Dataset rows:

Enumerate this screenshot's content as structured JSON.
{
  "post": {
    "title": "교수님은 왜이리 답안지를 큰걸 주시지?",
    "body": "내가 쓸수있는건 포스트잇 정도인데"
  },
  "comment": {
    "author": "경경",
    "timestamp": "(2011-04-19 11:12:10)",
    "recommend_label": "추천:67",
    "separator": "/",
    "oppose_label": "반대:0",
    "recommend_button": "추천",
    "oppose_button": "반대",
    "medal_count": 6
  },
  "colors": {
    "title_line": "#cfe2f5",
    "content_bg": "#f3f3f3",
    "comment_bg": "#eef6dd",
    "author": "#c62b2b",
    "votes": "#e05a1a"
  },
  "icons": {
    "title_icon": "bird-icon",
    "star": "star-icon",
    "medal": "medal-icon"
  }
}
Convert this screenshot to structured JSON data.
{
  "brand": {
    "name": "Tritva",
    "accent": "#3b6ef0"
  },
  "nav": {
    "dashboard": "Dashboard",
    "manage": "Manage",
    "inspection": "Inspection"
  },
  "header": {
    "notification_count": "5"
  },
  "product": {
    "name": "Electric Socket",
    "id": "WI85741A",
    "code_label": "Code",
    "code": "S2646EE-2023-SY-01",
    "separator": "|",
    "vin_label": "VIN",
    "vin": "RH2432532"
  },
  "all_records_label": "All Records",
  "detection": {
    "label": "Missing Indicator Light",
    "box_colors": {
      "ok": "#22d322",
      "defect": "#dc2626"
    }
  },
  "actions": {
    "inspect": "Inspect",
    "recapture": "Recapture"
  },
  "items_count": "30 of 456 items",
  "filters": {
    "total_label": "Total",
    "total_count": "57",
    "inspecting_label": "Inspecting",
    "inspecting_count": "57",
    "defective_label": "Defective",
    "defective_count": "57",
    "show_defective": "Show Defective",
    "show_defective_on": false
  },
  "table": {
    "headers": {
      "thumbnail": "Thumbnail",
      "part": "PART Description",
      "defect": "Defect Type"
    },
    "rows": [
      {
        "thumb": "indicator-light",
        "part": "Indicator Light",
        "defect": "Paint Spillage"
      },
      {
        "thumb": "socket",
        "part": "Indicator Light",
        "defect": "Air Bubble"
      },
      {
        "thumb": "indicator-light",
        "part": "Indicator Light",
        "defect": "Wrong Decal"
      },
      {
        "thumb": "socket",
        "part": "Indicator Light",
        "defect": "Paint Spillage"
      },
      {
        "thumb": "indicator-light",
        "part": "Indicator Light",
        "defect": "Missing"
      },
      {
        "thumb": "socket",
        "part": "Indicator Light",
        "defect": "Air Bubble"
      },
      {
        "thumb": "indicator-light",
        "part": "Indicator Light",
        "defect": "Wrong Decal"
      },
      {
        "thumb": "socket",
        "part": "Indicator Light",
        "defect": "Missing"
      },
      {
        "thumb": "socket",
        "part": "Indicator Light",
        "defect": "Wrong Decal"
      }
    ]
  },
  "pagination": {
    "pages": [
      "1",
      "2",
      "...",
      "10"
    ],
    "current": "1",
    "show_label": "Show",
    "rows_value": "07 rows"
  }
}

Exercise goal: Your task is to extract all of the records exactly.

Task result:
Enumerate this screenshot's content as structured JSON.
{
  "post": {
    "title": "교수님은 왜이리 답안지를 큰걸 주시지?",
    "body": "내가 쓸수있는건 포스트잇 정도인데"
  },
  "comment": {
    "author": "경경",
    "timestamp": "(2011-04-19 11:12:10)",
    "recommend_label": "추천:67",
    "separator": "/",
    "oppose_label": "반대:0",
    "recommend_button": "추천",
    "oppose_button": "반대",
    "medal_count": 6
  },
  "colors": {
    "title_line": "#cfe2f5",
    "content_bg": "#f3f3f3",
    "comment_bg": "#eef6dd",
    "author": "#c62b2b",
    "votes": "#e05a1a"
  },
  "icons": {
    "title_icon": "bird-icon",
    "star": "star-icon",
    "medal": "medal-icon"
  }
}
Convert this screenshot to structured JSON data.
{
  "brand": {
    "name": "Tritva",
    "accent": "#3b6ef0"
  },
  "nav": {
    "dashboard": "Dashboard",
    "manage": "Manage",
    "inspection": "Inspection"
  },
  "header": {
    "notification_count": "5"
  },
  "product": {
    "name": "Electric Socket",
    "id": "WI85741A",
    "code_label": "Code",
    "code": "S2646EE-2023-SY-01",
    "separator": "|",
    "vin_label": "VIN",
    "vin": "RH2432532"
  },
  "all_records_label": "All Records",
  "detection": {
    "label": "Missing Indicator Light",
    "box_colors": {
      "ok": "#22d322",
      "defect": "#dc2626"
    }
  },
  "actions": {
    "inspect": "Inspect",
    "recapture": "Recapture"
  },
  "items_count": "30 of 456 items",
  "filters": {
    "total_label": "Total",
    "total_count": "57",
    "inspecting_label": "Inspecting",
    "inspecting_count": "57",
    "defective_label": "Defective",
    "defective_count": "57",
    "show_defective": "Show Defective",
    "show_defective_on": false
  },
  "table": {
    "headers": {
      "thumbnail": "Thumbnail",
      "part": "PART Description",
      "defect": "Defect Type"
    },
    "rows": [
      {
        "thumb": "indicator-light",
        "part": "Indicator Light",
        "defect": "Paint Spillage"
      },
      {
        "thumb": "socket",
        "part": "Indicator Light",
        "defect": "Air Bubble"
      },
      {
        "thumb": "indicator-light",
        "part": "Indicator Light",
        "defect": "Wrong Decal"
      },
      {
        "thumb": "socket",
        "part": "Indicator Light",
        "defect": "Paint Spillage"
      },
      {
        "thumb": "indicator-light",
        "part": "Indicator Light",
        "defect": "Missing"
      },
      {
        "thumb": "socket",
        "part": "Indicator Light",
        "defect": "Air Bubble"
      },
      {
        "thumb": "indicator-light",
        "part": "Indicator Light",
        "defect": "Wrong Decal"
      },
      {
        "thumb": "socket",
        "part": "Indicator Light",
        "defect": "Missing"
      },
      {
        "thumb": "socket",
        "part": "Indicator Light",
        "defect": "Wrong Decal"
      }
    ]
  },
  "pagination": {
    "pages": [
      "1",
      "2",
      "...",
      "10"
    ],
    "current": "1",
    "show_label": "Show",
    "rows_value": "07 rows"
  }
}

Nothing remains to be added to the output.